Work to be completed: Search the records below for the word "Sonderrad". Pull out each line that has it.
....
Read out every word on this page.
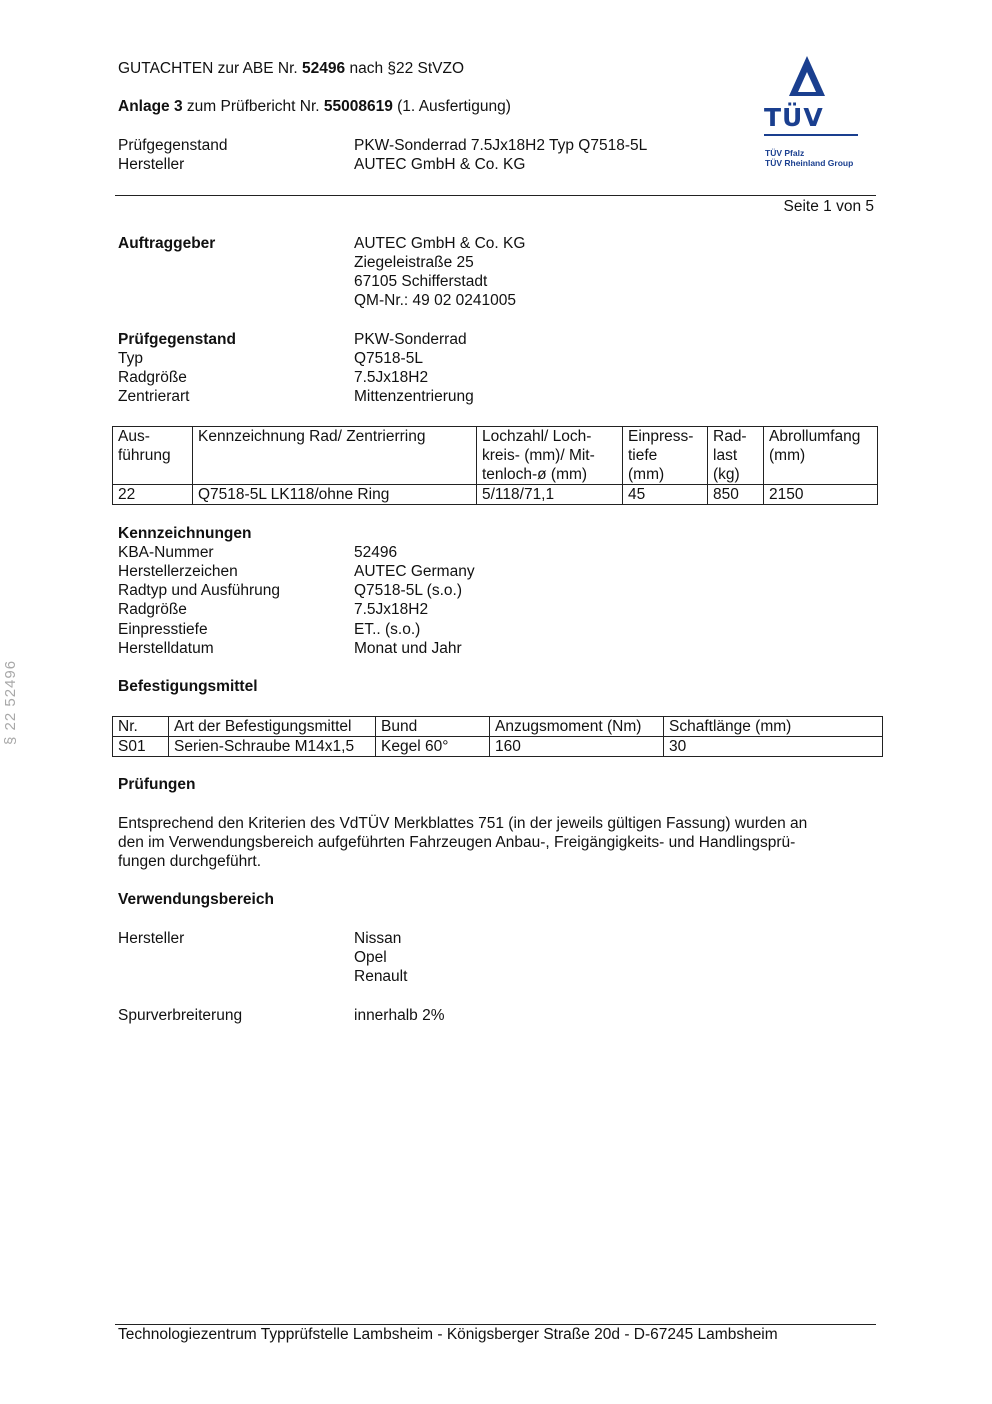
GUTACHTEN zur ABE Nr. 52496 nach §22 StVZO
Anlage 3 zum Prüfbericht Nr. 55008619 (1. Ausfertigung)
Prüfgegenstand	PKW-Sonderrad 7.5Jx18H2 Typ Q7518-5L
Hersteller	AUTEC GmbH & Co. KG
TÜV
TÜV Pfalz
TÜV Rheinland Group
Seite 1 von 5
§ 22 52496
Auftraggeber	AUTEC GmbH & Co. KG
Ziegeleistraße 25
67105 Schifferstadt
QM-Nr.: 49 02 0241005
Prüfgegenstand	PKW-Sonderrad
Typ	Q7518-5L
Radgröße	7.5Jx18H2
Zentrierart	Mittenzentrierung
Aus-
führung	Kennzeichnung Rad/ Zentrierring	Lochzahl/ Loch-
kreis- (mm)/ Mit-
tenloch-ø (mm)	Einpress-
tiefe
(mm)	Rad-
last
(kg)	Abrollumfang
(mm)
22	Q7518-5L LK118/ohne Ring	5/118/71,1	45	850	2150
Kennzeichnungen
KBA-Nummer	52496
Herstellerzeichen	AUTEC Germany
Radtyp und Ausführung	Q7518-5L (s.o.)
Radgröße	7.5Jx18H2
Einpresstiefe	ET.. (s.o.)
Herstelldatum	Monat und Jahr
Befestigungsmittel
Nr.	Art der Befestigungsmittel	Bund	Anzugsmoment (Nm)	Schaftlänge (mm)
S01	Serien-Schraube M14x1,5	Kegel 60°	160	30
Prüfungen
Entsprechend den Kriterien des VdTÜV Merkblattes 751 (in der jeweils gültigen Fassung) wurden an
den im Verwendungsbereich aufgeführten Fahrzeugen Anbau-, Freigängigkeits- und Handlingsprü-
fungen durchgeführt.
Verwendungsbereich
Hersteller	Nissan
Opel
Renault
Spurverbreiterung	innerhalb 2%
Technologiezentrum Typprüfstelle Lambsheim - Königsberger Straße 20d - D-67245 Lambsheim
....
Completed exercise:
Prüfgegenstand	PKW-Sonderrad 7.5Jx18H2 Typ Q7518-5L
Prüfgegenstand	PKW-Sonderrad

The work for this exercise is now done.